◆ **TASK BRIEF**:
Give a verbatim copy of the lines below, minus the pictures.

◆ **RECORD LIST**:

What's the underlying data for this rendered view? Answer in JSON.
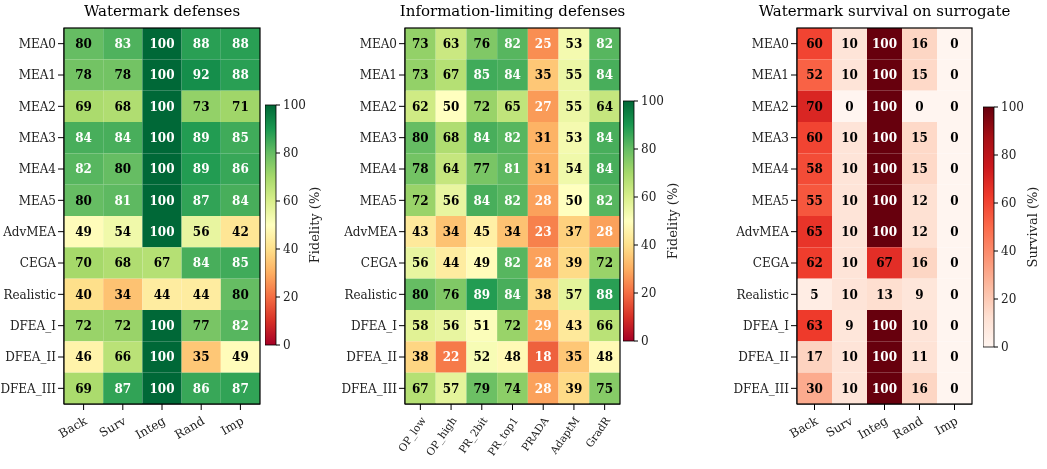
{
  "chart_data": [
    {
      "type": "heatmap",
      "title": "Watermark defenses",
      "clabel": "Fidelity (%)",
      "categories": [
        "Back",
        "Surv",
        "Integ",
        "Rand",
        "Imp"
      ],
      "y_categories": [
        "MEA0",
        "MEA1",
        "MEA2",
        "MEA3",
        "MEA4",
        "MEA5",
        "AdvMEA",
        "CEGA",
        "Realistic",
        "DFEA_I",
        "DFEA_II",
        "DFEA_III"
      ],
      "cells": [
        [
          80,
          83,
          100,
          88,
          88
        ],
        [
          78,
          78,
          100,
          92,
          88
        ],
        [
          69,
          68,
          100,
          73,
          71
        ],
        [
          84,
          84,
          100,
          89,
          85
        ],
        [
          82,
          80,
          100,
          89,
          86
        ],
        [
          80,
          81,
          100,
          87,
          84
        ],
        [
          49,
          54,
          100,
          56,
          42
        ],
        [
          70,
          68,
          67,
          84,
          85
        ],
        [
          40,
          34,
          44,
          44,
          80
        ],
        [
          72,
          72,
          100,
          77,
          82
        ],
        [
          46,
          66,
          100,
          35,
          49
        ],
        [
          69,
          87,
          100,
          86,
          87
        ]
      ],
      "clim": [
        0,
        100
      ],
      "cticks": [
        0,
        20,
        40,
        60,
        80,
        100
      ],
      "data_labels": true
    },
    {
      "type": "heatmap",
      "title": "Information-limiting defenses",
      "clabel": "Fidelity (%)",
      "categories": [
        "OP_low",
        "OP_high",
        "PR_2bit",
        "PR_top1",
        "PRADA",
        "AdaptM",
        "GradR"
      ],
      "y_categories": [
        "MEA0",
        "MEA1",
        "MEA2",
        "MEA3",
        "MEA4",
        "MEA5",
        "AdvMEA",
        "CEGA",
        "Realistic",
        "DFEA_I",
        "DFEA_II",
        "DFEA_III"
      ],
      "cells": [
        [
          73,
          63,
          76,
          82,
          25,
          53,
          82
        ],
        [
          73,
          67,
          85,
          84,
          35,
          55,
          84
        ],
        [
          62,
          50,
          72,
          65,
          27,
          55,
          64
        ],
        [
          80,
          68,
          84,
          82,
          31,
          53,
          84
        ],
        [
          78,
          64,
          77,
          81,
          31,
          54,
          84
        ],
        [
          72,
          56,
          84,
          82,
          28,
          50,
          82
        ],
        [
          43,
          34,
          45,
          34,
          23,
          37,
          28
        ],
        [
          56,
          44,
          49,
          82,
          28,
          39,
          72
        ],
        [
          80,
          76,
          89,
          84,
          38,
          57,
          88
        ],
        [
          58,
          56,
          51,
          72,
          29,
          43,
          66
        ],
        [
          38,
          22,
          52,
          48,
          18,
          35,
          48
        ],
        [
          67,
          57,
          79,
          74,
          28,
          39,
          75
        ]
      ],
      "clim": [
        0,
        100
      ],
      "cticks": [
        0,
        20,
        40,
        60,
        80,
        100
      ],
      "data_labels": true
    },
    {
      "type": "heatmap",
      "title": "Watermark survival on surrogate",
      "clabel": "Survival (%)",
      "categories": [
        "Back",
        "Surv",
        "Integ",
        "Rand",
        "Imp"
      ],
      "y_categories": [
        "MEA0",
        "MEA1",
        "MEA2",
        "MEA3",
        "MEA4",
        "MEA5",
        "AdvMEA",
        "CEGA",
        "Realistic",
        "DFEA_I",
        "DFEA_II",
        "DFEA_III"
      ],
      "cells": [
        [
          60,
          10,
          100,
          16,
          0
        ],
        [
          52,
          10,
          100,
          15,
          0
        ],
        [
          70,
          0,
          100,
          0,
          0
        ],
        [
          60,
          10,
          100,
          15,
          0
        ],
        [
          58,
          10,
          100,
          15,
          0
        ],
        [
          55,
          10,
          100,
          12,
          0
        ],
        [
          65,
          10,
          100,
          12,
          0
        ],
        [
          62,
          10,
          67,
          16,
          0
        ],
        [
          5,
          10,
          13,
          9,
          0
        ],
        [
          63,
          9,
          100,
          10,
          0
        ],
        [
          17,
          10,
          100,
          11,
          0
        ],
        [
          30,
          10,
          100,
          16,
          0
        ]
      ],
      "clim": [
        0,
        100
      ],
      "cticks": [
        0,
        20,
        40,
        60,
        80,
        100
      ],
      "data_labels": true
    }
  ]
}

◆ **TASK RESULT**:
What's the underlying data for this rendered view? Answer in JSON.
{
  "chart_data": [
    {
      "type": "heatmap",
      "title": "Watermark defenses",
      "clabel": "Fidelity (%)",
      "categories": [
        "Back",
        "Surv",
        "Integ",
        "Rand",
        "Imp"
      ],
      "y_categories": [
        "MEA0",
        "MEA1",
        "MEA2",
        "MEA3",
        "MEA4",
        "MEA5",
        "AdvMEA",
        "CEGA",
        "Realistic",
        "DFEA_I",
        "DFEA_II",
        "DFEA_III"
      ],
      "cells": [
        [
          80,
          83,
          100,
          88,
          88
        ],
        [
          78,
          78,
          100,
          92,
          88
        ],
        [
          69,
          68,
          100,
          73,
          71
        ],
        [
          84,
          84,
          100,
          89,
          85
        ],
        [
          82,
          80,
          100,
          89,
          86
        ],
        [
          80,
          81,
          100,
          87,
          84
        ],
        [
          49,
          54,
          100,
          56,
          42
        ],
        [
          70,
          68,
          67,
          84,
          85
        ],
        [
          40,
          34,
          44,
          44,
          80
        ],
        [
          72,
          72,
          100,
          77,
          82
        ],
        [
          46,
          66,
          100,
          35,
          49
        ],
        [
          69,
          87,
          100,
          86,
          87
        ]
      ],
      "clim": [
        0,
        100
      ],
      "cticks": [
        0,
        20,
        40,
        60,
        80,
        100
      ],
      "data_labels": true
    },
    {
      "type": "heatmap",
      "title": "Information-limiting defenses",
      "clabel": "Fidelity (%)",
      "categories": [
        "OP_low",
        "OP_high",
        "PR_2bit",
        "PR_top1",
        "PRADA",
        "AdaptM",
        "GradR"
      ],
      "y_categories": [
        "MEA0",
        "MEA1",
        "MEA2",
        "MEA3",
        "MEA4",
        "MEA5",
        "AdvMEA",
        "CEGA",
        "Realistic",
        "DFEA_I",
        "DFEA_II",
        "DFEA_III"
      ],
      "cells": [
        [
          73,
          63,
          76,
          82,
          25,
          53,
          82
        ],
        [
          73,
          67,
          85,
          84,
          35,
          55,
          84
        ],
        [
          62,
          50,
          72,
          65,
          27,
          55,
          64
        ],
        [
          80,
          68,
          84,
          82,
          31,
          53,
          84
        ],
        [
          78,
          64,
          77,
          81,
          31,
          54,
          84
        ],
        [
          72,
          56,
          84,
          82,
          28,
          50,
          82
        ],
        [
          43,
          34,
          45,
          34,
          23,
          37,
          28
        ],
        [
          56,
          44,
          49,
          82,
          28,
          39,
          72
        ],
        [
          80,
          76,
          89,
          84,
          38,
          57,
          88
        ],
        [
          58,
          56,
          51,
          72,
          29,
          43,
          66
        ],
        [
          38,
          22,
          52,
          48,
          18,
          35,
          48
        ],
        [
          67,
          57,
          79,
          74,
          28,
          39,
          75
        ]
      ],
      "clim": [
        0,
        100
      ],
      "cticks": [
        0,
        20,
        40,
        60,
        80,
        100
      ],
      "data_labels": true
    },
    {
      "type": "heatmap",
      "title": "Watermark survival on surrogate",
      "clabel": "Survival (%)",
      "categories": [
        "Back",
        "Surv",
        "Integ",
        "Rand",
        "Imp"
      ],
      "y_categories": [
        "MEA0",
        "MEA1",
        "MEA2",
        "MEA3",
        "MEA4",
        "MEA5",
        "AdvMEA",
        "CEGA",
        "Realistic",
        "DFEA_I",
        "DFEA_II",
        "DFEA_III"
      ],
      "cells": [
        [
          60,
          10,
          100,
          16,
          0
        ],
        [
          52,
          10,
          100,
          15,
          0
        ],
        [
          70,
          0,
          100,
          0,
          0
        ],
        [
          60,
          10,
          100,
          15,
          0
        ],
        [
          58,
          10,
          100,
          15,
          0
        ],
        [
          55,
          10,
          100,
          12,
          0
        ],
        [
          65,
          10,
          100,
          12,
          0
        ],
        [
          62,
          10,
          67,
          16,
          0
        ],
        [
          5,
          10,
          13,
          9,
          0
        ],
        [
          63,
          9,
          100,
          10,
          0
        ],
        [
          17,
          10,
          100,
          11,
          0
        ],
        [
          30,
          10,
          100,
          16,
          0
        ]
      ],
      "clim": [
        0,
        100
      ],
      "cticks": [
        0,
        20,
        40,
        60,
        80,
        100
      ],
      "data_labels": true
    }
  ]
}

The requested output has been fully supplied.